■ What needs to be done: Every entry needs to be printed exactly, please.
## begin Data shown
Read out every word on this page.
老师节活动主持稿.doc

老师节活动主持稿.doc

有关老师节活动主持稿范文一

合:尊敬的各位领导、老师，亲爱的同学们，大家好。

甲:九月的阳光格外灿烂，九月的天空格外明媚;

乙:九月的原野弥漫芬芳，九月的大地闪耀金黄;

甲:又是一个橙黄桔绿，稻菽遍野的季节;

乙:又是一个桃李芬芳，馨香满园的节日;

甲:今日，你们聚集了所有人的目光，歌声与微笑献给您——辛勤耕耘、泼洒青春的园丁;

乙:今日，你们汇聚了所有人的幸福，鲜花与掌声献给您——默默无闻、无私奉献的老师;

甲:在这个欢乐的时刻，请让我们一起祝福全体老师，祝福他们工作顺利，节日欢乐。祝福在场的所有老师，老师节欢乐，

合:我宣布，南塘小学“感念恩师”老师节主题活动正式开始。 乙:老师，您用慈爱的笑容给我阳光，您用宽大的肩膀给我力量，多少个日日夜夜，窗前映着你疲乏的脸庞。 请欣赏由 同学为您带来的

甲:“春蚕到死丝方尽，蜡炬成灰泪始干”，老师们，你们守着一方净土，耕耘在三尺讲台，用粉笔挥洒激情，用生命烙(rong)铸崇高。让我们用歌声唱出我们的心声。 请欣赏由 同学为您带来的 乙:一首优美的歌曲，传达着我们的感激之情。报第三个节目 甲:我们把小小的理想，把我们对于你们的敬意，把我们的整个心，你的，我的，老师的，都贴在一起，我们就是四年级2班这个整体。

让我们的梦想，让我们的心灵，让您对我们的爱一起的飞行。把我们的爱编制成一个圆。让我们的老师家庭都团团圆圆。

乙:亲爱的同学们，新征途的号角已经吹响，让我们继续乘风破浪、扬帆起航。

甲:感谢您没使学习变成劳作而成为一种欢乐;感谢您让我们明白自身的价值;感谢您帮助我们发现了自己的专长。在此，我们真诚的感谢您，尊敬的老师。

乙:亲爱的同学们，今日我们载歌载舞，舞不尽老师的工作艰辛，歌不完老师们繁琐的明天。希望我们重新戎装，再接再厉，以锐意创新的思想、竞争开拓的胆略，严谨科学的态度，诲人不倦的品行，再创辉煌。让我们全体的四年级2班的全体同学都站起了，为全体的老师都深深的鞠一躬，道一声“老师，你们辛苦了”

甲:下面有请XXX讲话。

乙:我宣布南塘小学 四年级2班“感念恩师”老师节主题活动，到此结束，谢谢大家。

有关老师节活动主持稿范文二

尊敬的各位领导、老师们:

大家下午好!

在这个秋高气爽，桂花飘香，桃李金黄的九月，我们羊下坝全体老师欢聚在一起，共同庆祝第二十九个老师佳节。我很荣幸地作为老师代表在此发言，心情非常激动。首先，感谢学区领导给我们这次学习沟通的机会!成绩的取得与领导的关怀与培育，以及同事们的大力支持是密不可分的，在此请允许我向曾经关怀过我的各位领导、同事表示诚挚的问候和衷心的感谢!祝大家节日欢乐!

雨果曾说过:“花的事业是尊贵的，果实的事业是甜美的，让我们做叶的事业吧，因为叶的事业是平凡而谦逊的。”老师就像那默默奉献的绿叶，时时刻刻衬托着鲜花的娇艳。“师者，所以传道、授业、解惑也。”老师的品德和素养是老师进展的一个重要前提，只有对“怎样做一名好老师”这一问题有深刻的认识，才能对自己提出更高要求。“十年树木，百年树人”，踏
## end Data shown
■ Task result:
Read out every word on this page.
老师节活动主持稿.doc

老师节活动主持稿.doc

有关老师节活动主持稿范文一

合:尊敬的各位领导、老师，亲爱的同学们，大家好。

甲:九月的阳光格外灿烂，九月的天空格外明媚;

乙:九月的原野弥漫芬芳，九月的大地闪耀金黄;

甲:又是一个橙黄桔绿，稻菽遍野的季节;

乙:又是一个桃李芬芳，馨香满园的节日;

甲:今日，你们聚集了所有人的目光，歌声与微笑献给您——辛勤耕耘、泼洒青春的园丁;

乙:今日，你们汇聚了所有人的幸福，鲜花与掌声献给您——默默无闻、无私奉献的老师;

甲:在这个欢乐的时刻，请让我们一起祝福全体老师，祝福他们工作顺利，节日欢乐。祝福在场的所有老师，老师节欢乐，

合:我宣布，南塘小学“感念恩师”老师节主题活动正式开始。 乙:老师，您用慈爱的笑容给我阳光，您用宽大的肩膀给我力量，多少个日日夜夜，窗前映着你疲乏的脸庞。 请欣赏由 同学为您带来的

甲:“春蚕到死丝方尽，蜡炬成灰泪始干”，老师们，你们守着一方净土，耕耘在三尺讲台，用粉笔挥洒激情，用生命烙(rong)铸崇高。让我们用歌声唱出我们的心声。 请欣赏由 同学为您带来的 乙:一首优美的歌曲，传达着我们的感激之情。报第三个节目 甲:我们把小小的理想，把我们对于你们的敬意，把我们的整个心，你的，我的，老师的，都贴在一起，我们就是四年级2班这个整体。

让我们的梦想，让我们的心灵，让您对我们的爱一起的飞行。把我们的爱编制成一个圆。让我们的老师家庭都团团圆圆。

乙:亲爱的同学们，新征途的号角已经吹响，让我们继续乘风破浪、扬帆起航。

甲:感谢您没使学习变成劳作而成为一种欢乐;感谢您让我们明白自身的价值;感谢您帮助我们发现了自己的专长。在此，我们真诚的感谢您，尊敬的老师。

乙:亲爱的同学们，今日我们载歌载舞，舞不尽老师的工作艰辛，歌不完老师们繁琐的明天。希望我们重新戎装，再接再厉，以锐意创新的思想、竞争开拓的胆略，严谨科学的态度，诲人不倦的品行，再创辉煌。让我们全体的四年级2班的全体同学都站起了，为全体的老师都深深的鞠一躬，道一声“老师，你们辛苦了”

甲:下面有请XXX讲话。

乙:我宣布南塘小学 四年级2班“感念恩师”老师节主题活动，到此结束，谢谢大家。

有关老师节活动主持稿范文二

尊敬的各位领导、老师们:

大家下午好!

在这个秋高气爽，桂花飘香，桃李金黄的九月，我们羊下坝全体老师欢聚在一起，共同庆祝第二十九个老师佳节。我很荣幸地作为老师代表在此发言，心情非常激动。首先，感谢学区领导给我们这次学习沟通的机会!成绩的取得与领导的关怀与培育，以及同事们的大力支持是密不可分的，在此请允许我向曾经关怀过我的各位领导、同事表示诚挚的问候和衷心的感谢!祝大家节日欢乐!

雨果曾说过:“花的事业是尊贵的，果实的事业是甜美的，让我们做叶的事业吧，因为叶的事业是平凡而谦逊的。”老师就像那默默奉献的绿叶，时时刻刻衬托着鲜花的娇艳。“师者，所以传道、授业、解惑也。”老师的品德和素养是老师进展的一个重要前提，只有对“怎样做一名好老师”这一问题有深刻的认识，才能对自己提出更高要求。“十年树木，百年树人”，踏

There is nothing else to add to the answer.